Part of a data file
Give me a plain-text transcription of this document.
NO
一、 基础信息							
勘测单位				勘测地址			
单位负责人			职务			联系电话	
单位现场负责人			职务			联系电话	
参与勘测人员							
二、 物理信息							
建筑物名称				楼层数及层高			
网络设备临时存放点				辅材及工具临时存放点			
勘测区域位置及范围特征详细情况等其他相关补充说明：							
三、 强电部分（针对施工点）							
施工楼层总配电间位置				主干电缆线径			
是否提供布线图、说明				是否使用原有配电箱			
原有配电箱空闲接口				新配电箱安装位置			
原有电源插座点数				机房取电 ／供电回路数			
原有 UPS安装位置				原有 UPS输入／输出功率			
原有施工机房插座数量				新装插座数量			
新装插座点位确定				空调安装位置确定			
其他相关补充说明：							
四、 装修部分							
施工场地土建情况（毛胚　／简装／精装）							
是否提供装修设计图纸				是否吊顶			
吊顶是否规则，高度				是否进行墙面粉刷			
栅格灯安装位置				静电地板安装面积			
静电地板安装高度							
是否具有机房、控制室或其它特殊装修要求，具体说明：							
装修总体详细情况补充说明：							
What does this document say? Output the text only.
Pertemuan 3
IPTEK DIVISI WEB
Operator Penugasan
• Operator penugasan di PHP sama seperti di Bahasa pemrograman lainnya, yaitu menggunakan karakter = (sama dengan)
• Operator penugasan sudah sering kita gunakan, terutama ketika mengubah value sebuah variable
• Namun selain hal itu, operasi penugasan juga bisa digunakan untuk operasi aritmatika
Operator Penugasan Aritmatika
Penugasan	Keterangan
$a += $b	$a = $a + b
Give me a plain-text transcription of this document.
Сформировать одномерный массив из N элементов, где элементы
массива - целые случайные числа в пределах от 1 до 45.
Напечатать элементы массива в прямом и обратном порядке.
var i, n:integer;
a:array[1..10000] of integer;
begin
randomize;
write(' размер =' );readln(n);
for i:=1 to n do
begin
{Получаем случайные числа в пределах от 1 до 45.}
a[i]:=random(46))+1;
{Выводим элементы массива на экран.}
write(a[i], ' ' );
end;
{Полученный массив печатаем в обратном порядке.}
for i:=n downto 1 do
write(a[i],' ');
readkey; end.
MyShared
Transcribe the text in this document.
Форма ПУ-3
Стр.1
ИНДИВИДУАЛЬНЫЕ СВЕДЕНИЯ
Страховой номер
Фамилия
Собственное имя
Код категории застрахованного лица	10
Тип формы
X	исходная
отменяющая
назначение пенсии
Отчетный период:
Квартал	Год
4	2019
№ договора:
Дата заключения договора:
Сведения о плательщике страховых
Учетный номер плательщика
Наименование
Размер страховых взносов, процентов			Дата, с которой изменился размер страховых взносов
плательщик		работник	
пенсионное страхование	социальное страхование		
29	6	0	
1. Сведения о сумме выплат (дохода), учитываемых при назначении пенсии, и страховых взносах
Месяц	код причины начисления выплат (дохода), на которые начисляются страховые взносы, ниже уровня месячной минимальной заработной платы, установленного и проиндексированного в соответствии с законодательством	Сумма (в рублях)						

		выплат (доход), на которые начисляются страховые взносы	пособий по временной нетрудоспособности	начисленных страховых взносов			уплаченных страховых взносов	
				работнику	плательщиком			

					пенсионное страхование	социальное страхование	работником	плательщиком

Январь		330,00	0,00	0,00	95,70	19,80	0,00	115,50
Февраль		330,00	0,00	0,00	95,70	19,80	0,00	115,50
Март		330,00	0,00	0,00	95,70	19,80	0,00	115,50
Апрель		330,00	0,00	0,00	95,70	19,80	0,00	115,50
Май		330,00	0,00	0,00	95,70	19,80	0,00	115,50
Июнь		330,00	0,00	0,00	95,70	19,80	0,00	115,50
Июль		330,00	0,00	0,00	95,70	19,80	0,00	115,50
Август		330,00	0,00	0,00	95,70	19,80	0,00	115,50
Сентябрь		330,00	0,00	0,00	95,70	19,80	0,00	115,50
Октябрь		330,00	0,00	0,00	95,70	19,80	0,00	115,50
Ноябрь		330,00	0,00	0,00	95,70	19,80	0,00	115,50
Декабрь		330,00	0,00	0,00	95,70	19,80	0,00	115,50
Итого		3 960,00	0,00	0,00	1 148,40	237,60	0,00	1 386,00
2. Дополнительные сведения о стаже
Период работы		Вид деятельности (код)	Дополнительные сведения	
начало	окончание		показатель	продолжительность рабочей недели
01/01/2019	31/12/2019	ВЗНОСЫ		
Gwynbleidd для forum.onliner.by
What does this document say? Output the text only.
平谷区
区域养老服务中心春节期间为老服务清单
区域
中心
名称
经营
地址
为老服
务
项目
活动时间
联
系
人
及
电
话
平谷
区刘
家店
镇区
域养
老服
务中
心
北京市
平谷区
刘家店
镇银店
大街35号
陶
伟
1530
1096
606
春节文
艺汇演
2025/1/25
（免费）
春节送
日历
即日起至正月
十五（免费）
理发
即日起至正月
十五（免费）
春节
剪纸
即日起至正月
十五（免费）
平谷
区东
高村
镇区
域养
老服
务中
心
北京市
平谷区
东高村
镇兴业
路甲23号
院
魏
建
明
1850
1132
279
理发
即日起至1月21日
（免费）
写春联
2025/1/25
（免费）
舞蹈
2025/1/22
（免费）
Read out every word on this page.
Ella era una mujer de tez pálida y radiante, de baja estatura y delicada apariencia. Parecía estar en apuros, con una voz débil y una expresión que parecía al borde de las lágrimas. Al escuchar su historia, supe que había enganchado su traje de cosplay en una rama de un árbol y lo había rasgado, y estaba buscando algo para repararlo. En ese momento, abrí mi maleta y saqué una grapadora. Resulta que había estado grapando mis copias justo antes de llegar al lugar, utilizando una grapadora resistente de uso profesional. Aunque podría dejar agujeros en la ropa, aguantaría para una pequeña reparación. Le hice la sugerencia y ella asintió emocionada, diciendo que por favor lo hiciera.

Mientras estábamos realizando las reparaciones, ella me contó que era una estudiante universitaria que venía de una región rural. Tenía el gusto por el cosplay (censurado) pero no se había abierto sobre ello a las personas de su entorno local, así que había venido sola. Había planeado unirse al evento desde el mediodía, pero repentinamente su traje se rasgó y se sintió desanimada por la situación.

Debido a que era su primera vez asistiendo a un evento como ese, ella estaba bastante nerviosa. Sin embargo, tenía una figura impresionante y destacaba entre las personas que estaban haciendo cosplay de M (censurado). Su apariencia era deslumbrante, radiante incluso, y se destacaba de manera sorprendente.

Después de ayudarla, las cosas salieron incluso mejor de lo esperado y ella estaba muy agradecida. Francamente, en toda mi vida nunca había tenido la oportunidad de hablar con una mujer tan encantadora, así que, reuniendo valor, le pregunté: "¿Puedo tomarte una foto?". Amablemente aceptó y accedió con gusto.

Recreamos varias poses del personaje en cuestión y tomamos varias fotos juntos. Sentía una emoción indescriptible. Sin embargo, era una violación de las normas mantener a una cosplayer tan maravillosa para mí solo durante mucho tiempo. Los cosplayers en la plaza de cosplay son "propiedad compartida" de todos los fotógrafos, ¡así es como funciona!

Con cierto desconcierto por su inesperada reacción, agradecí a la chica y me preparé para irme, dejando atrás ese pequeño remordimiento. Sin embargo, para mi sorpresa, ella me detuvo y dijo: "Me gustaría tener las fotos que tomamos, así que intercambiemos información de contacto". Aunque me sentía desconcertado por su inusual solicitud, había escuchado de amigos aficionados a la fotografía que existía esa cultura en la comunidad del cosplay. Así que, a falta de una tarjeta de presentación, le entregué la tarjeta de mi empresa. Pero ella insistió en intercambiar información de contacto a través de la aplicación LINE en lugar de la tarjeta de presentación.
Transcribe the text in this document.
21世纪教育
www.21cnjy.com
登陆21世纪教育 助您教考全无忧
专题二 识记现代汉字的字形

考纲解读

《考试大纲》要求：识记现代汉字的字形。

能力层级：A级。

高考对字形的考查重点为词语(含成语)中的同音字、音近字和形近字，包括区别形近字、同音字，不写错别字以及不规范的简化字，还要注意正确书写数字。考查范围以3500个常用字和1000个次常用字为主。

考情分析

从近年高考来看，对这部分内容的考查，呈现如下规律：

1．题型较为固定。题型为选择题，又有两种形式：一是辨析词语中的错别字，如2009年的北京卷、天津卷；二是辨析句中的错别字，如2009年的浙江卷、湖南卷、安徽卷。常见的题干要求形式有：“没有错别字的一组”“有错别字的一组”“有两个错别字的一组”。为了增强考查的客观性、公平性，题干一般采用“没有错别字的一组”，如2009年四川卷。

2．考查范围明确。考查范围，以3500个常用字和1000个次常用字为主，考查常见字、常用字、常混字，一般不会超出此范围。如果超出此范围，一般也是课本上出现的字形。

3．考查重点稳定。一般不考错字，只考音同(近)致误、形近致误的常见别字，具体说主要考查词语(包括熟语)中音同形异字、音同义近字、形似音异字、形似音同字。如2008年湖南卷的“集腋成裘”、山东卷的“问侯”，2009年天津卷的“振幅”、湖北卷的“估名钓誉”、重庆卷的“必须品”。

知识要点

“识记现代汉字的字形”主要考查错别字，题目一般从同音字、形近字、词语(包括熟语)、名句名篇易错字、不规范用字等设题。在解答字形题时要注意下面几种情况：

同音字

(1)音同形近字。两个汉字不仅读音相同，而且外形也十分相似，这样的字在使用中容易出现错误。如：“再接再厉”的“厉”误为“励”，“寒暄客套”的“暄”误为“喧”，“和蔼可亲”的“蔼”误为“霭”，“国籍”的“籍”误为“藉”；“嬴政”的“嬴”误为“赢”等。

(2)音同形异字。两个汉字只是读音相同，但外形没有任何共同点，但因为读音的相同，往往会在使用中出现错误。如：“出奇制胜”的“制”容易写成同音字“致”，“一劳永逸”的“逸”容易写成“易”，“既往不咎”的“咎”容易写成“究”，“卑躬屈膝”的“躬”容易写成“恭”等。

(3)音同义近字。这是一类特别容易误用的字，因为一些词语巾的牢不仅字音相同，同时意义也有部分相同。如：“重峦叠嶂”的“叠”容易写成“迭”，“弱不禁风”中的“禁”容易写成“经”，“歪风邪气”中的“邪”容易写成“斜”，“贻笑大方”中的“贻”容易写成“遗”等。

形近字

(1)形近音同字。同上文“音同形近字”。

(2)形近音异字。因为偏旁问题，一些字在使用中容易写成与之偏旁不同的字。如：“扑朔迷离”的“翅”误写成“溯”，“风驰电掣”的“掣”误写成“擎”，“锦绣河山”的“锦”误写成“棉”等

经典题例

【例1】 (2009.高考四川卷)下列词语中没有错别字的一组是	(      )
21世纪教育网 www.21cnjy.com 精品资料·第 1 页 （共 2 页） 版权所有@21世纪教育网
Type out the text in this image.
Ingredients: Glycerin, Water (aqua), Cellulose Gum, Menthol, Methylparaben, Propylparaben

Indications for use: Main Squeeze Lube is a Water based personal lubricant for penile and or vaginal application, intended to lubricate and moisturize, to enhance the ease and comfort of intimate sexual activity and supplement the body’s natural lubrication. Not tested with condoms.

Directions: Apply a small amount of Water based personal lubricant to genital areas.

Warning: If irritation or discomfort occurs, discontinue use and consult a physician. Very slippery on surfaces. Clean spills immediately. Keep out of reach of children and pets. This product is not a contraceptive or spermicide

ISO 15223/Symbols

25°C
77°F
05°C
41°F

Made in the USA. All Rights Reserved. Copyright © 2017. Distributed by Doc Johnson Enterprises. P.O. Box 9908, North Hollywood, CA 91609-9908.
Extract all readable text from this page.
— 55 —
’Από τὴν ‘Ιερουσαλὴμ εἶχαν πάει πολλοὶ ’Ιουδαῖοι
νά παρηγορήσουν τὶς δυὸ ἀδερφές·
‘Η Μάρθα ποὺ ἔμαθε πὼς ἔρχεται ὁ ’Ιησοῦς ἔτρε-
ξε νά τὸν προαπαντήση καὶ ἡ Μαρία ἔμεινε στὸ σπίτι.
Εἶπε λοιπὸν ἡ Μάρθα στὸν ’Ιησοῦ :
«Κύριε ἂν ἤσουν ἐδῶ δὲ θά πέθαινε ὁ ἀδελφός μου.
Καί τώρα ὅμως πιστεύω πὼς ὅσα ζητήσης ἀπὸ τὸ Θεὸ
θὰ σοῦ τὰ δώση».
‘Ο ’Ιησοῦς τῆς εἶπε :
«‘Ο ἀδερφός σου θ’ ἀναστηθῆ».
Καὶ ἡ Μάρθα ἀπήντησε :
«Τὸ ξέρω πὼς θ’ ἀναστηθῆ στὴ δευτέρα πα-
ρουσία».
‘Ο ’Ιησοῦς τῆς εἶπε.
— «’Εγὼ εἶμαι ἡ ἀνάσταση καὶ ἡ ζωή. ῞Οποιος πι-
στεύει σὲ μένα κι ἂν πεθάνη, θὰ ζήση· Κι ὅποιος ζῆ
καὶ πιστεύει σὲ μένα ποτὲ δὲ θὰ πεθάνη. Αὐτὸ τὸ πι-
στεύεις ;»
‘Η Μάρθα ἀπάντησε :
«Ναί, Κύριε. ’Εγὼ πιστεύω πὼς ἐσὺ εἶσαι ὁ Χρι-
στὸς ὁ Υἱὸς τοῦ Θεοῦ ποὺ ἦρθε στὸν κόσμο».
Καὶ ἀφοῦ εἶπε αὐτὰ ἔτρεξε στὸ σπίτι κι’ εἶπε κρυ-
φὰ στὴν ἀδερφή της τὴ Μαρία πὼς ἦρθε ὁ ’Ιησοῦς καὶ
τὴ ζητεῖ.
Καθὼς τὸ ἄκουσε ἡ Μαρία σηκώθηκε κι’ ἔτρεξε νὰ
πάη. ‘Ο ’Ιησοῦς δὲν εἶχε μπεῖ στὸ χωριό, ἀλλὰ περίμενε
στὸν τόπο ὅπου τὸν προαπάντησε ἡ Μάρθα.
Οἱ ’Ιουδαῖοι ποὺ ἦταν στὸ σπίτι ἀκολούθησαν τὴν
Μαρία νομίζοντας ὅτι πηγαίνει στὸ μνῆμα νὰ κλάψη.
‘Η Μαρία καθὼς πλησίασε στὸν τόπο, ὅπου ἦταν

Aim of the exercise: Identify and extract each line of the listing that contains "порядке".

Exercise output:
Напечатать элементы массива в прямом и обратном порядке.
{Полученный массив печатаем в обратном порядке.}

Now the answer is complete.